Your instructions –
From the listing that follows, output everything exactly except the pictures.

Data for the task –

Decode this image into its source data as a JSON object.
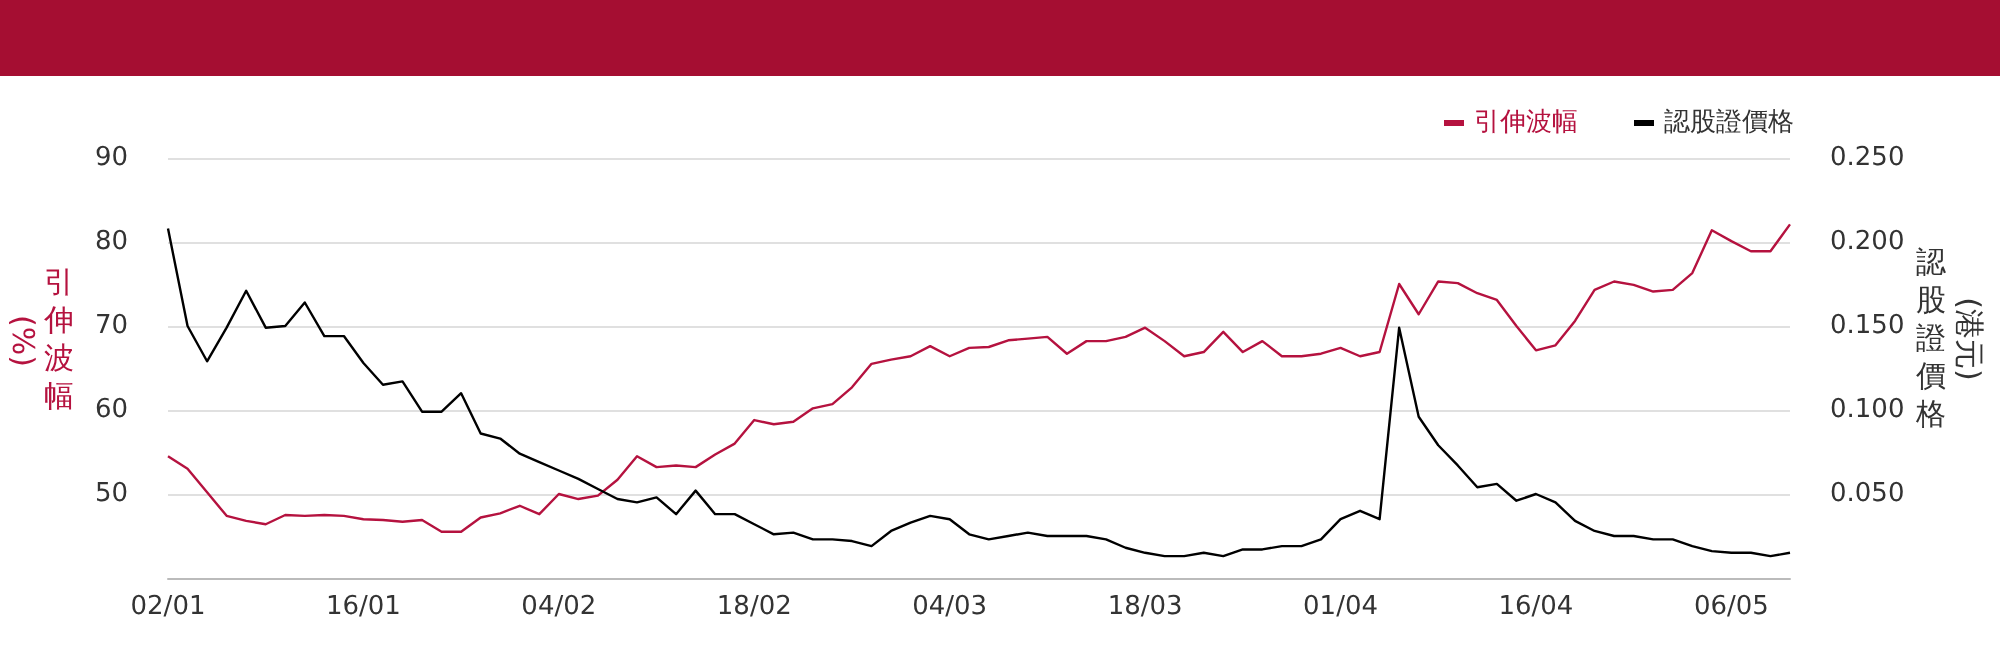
{
  "chart_data": {
    "type": "line",
    "categories": [
      "02/01",
      null,
      null,
      null,
      null,
      null,
      null,
      null,
      null,
      null,
      "16/01",
      null,
      null,
      null,
      null,
      null,
      null,
      null,
      null,
      null,
      "04/02",
      null,
      null,
      null,
      null,
      null,
      null,
      null,
      null,
      null,
      "18/02",
      null,
      null,
      null,
      null,
      null,
      null,
      null,
      null,
      null,
      "04/03",
      null,
      null,
      null,
      null,
      null,
      null,
      null,
      null,
      null,
      "18/03",
      null,
      null,
      null,
      null,
      null,
      null,
      null,
      null,
      null,
      "01/04",
      null,
      null,
      null,
      null,
      null,
      null,
      null,
      null,
      null,
      "16/04",
      null,
      null,
      null,
      null,
      null,
      null,
      null,
      null,
      null,
      "06/05",
      null,
      null,
      null
    ],
    "ylabel": "引伸波幅(%)",
    "y2label": "認股證價格(港元)",
    "ylim": [
      40,
      90
    ],
    "yticks": [
      {
        "value": 40,
        "label": null
      },
      50,
      60,
      70,
      80,
      90
    ],
    "y2lim": [
      0,
      0.25
    ],
    "y2ticks": [
      {
        "value": 0,
        "label": null
      },
      {
        "value": 0.05,
        "label": "0.050"
      },
      {
        "value": 0.1,
        "label": "0.100"
      },
      {
        "value": 0.15,
        "label": "0.150"
      },
      {
        "value": 0.2,
        "label": "0.200"
      },
      {
        "value": 0.25,
        "label": "0.250"
      }
    ],
    "grid": "y",
    "legend": "top right",
    "series": [
      {
        "name": "引伸波幅",
        "color": "#b5123f",
        "values": [
          54.5,
          53.0,
          50.2,
          47.4,
          46.8,
          46.4,
          47.5,
          47.4,
          47.5,
          47.4,
          47.0,
          46.9,
          46.7,
          46.9,
          45.5,
          45.5,
          47.2,
          47.7,
          48.6,
          47.6,
          50.0,
          49.4,
          49.8,
          51.7,
          54.5,
          53.2,
          53.4,
          53.2,
          54.7,
          56.0,
          58.8,
          58.3,
          58.6,
          60.2,
          60.7,
          62.7,
          65.5,
          66.0,
          66.4,
          67.6,
          66.4,
          67.4,
          67.5,
          68.3,
          68.5,
          68.7,
          66.7,
          68.2,
          68.2,
          68.7,
          69.8,
          68.2,
          66.4,
          66.9,
          69.3,
          66.9,
          68.2,
          66.4,
          66.4,
          66.7,
          67.4,
          66.4,
          66.9,
          75.0,
          71.4,
          75.3,
          75.1,
          73.9,
          73.1,
          70.0,
          67.1,
          67.7,
          70.6,
          74.3,
          75.3,
          74.9,
          74.1,
          74.3,
          76.3,
          81.4,
          80.1,
          78.9,
          78.9,
          82.1
        ]
      },
      {
        "name": "認股證價格",
        "color": "#000000",
        "axis": "y2",
        "values": [
          0.208,
          0.15,
          0.129,
          0.149,
          0.171,
          0.149,
          0.15,
          0.164,
          0.144,
          0.144,
          0.128,
          0.115,
          0.117,
          0.099,
          0.099,
          0.11,
          0.086,
          0.083,
          0.074,
          0.069,
          0.064,
          0.059,
          0.053,
          0.047,
          0.045,
          0.048,
          0.038,
          0.052,
          0.038,
          0.038,
          0.032,
          0.026,
          0.027,
          0.023,
          0.023,
          0.022,
          0.019,
          0.028,
          0.033,
          0.037,
          0.035,
          0.026,
          0.023,
          0.025,
          0.027,
          0.025,
          0.025,
          0.025,
          0.023,
          0.018,
          0.015,
          0.013,
          0.013,
          0.015,
          0.013,
          0.017,
          0.017,
          0.019,
          0.019,
          0.023,
          0.035,
          0.04,
          0.035,
          0.149,
          0.096,
          0.079,
          0.067,
          0.054,
          0.056,
          0.046,
          0.05,
          0.045,
          0.034,
          0.028,
          0.025,
          0.025,
          0.023,
          0.023,
          0.019,
          0.016,
          0.015,
          0.015,
          0.013,
          0.015
        ]
      }
    ]
  }
}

Problem solution –
Decode this image into its source data as a JSON object.
{
  "chart_data": {
    "type": "line",
    "categories": [
      "02/01",
      null,
      null,
      null,
      null,
      null,
      null,
      null,
      null,
      null,
      "16/01",
      null,
      null,
      null,
      null,
      null,
      null,
      null,
      null,
      null,
      "04/02",
      null,
      null,
      null,
      null,
      null,
      null,
      null,
      null,
      null,
      "18/02",
      null,
      null,
      null,
      null,
      null,
      null,
      null,
      null,
      null,
      "04/03",
      null,
      null,
      null,
      null,
      null,
      null,
      null,
      null,
      null,
      "18/03",
      null,
      null,
      null,
      null,
      null,
      null,
      null,
      null,
      null,
      "01/04",
      null,
      null,
      null,
      null,
      null,
      null,
      null,
      null,
      null,
      "16/04",
      null,
      null,
      null,
      null,
      null,
      null,
      null,
      null,
      null,
      "06/05",
      null,
      null,
      null
    ],
    "ylabel": "引伸波幅(%)",
    "y2label": "認股證價格(港元)",
    "ylim": [
      40,
      90
    ],
    "yticks": [
      {
        "value": 40,
        "label": null
      },
      50,
      60,
      70,
      80,
      90
    ],
    "y2lim": [
      0,
      0.25
    ],
    "y2ticks": [
      {
        "value": 0,
        "label": null
      },
      {
        "value": 0.05,
        "label": "0.050"
      },
      {
        "value": 0.1,
        "label": "0.100"
      },
      {
        "value": 0.15,
        "label": "0.150"
      },
      {
        "value": 0.2,
        "label": "0.200"
      },
      {
        "value": 0.25,
        "label": "0.250"
      }
    ],
    "grid": "y",
    "legend": "top right",
    "series": [
      {
        "name": "引伸波幅",
        "color": "#b5123f",
        "values": [
          54.5,
          53.0,
          50.2,
          47.4,
          46.8,
          46.4,
          47.5,
          47.4,
          47.5,
          47.4,
          47.0,
          46.9,
          46.7,
          46.9,
          45.5,
          45.5,
          47.2,
          47.7,
          48.6,
          47.6,
          50.0,
          49.4,
          49.8,
          51.7,
          54.5,
          53.2,
          53.4,
          53.2,
          54.7,
          56.0,
          58.8,
          58.3,
          58.6,
          60.2,
          60.7,
          62.7,
          65.5,
          66.0,
          66.4,
          67.6,
          66.4,
          67.4,
          67.5,
          68.3,
          68.5,
          68.7,
          66.7,
          68.2,
          68.2,
          68.7,
          69.8,
          68.2,
          66.4,
          66.9,
          69.3,
          66.9,
          68.2,
          66.4,
          66.4,
          66.7,
          67.4,
          66.4,
          66.9,
          75.0,
          71.4,
          75.3,
          75.1,
          73.9,
          73.1,
          70.0,
          67.1,
          67.7,
          70.6,
          74.3,
          75.3,
          74.9,
          74.1,
          74.3,
          76.3,
          81.4,
          80.1,
          78.9,
          78.9,
          82.1
        ]
      },
      {
        "name": "認股證價格",
        "color": "#000000",
        "axis": "y2",
        "values": [
          0.208,
          0.15,
          0.129,
          0.149,
          0.171,
          0.149,
          0.15,
          0.164,
          0.144,
          0.144,
          0.128,
          0.115,
          0.117,
          0.099,
          0.099,
          0.11,
          0.086,
          0.083,
          0.074,
          0.069,
          0.064,
          0.059,
          0.053,
          0.047,
          0.045,
          0.048,
          0.038,
          0.052,
          0.038,
          0.038,
          0.032,
          0.026,
          0.027,
          0.023,
          0.023,
          0.022,
          0.019,
          0.028,
          0.033,
          0.037,
          0.035,
          0.026,
          0.023,
          0.025,
          0.027,
          0.025,
          0.025,
          0.025,
          0.023,
          0.018,
          0.015,
          0.013,
          0.013,
          0.015,
          0.013,
          0.017,
          0.017,
          0.019,
          0.019,
          0.023,
          0.035,
          0.04,
          0.035,
          0.149,
          0.096,
          0.079,
          0.067,
          0.054,
          0.056,
          0.046,
          0.05,
          0.045,
          0.034,
          0.028,
          0.025,
          0.025,
          0.023,
          0.023,
          0.019,
          0.016,
          0.015,
          0.015,
          0.013,
          0.015
        ]
      }
    ]
  }
}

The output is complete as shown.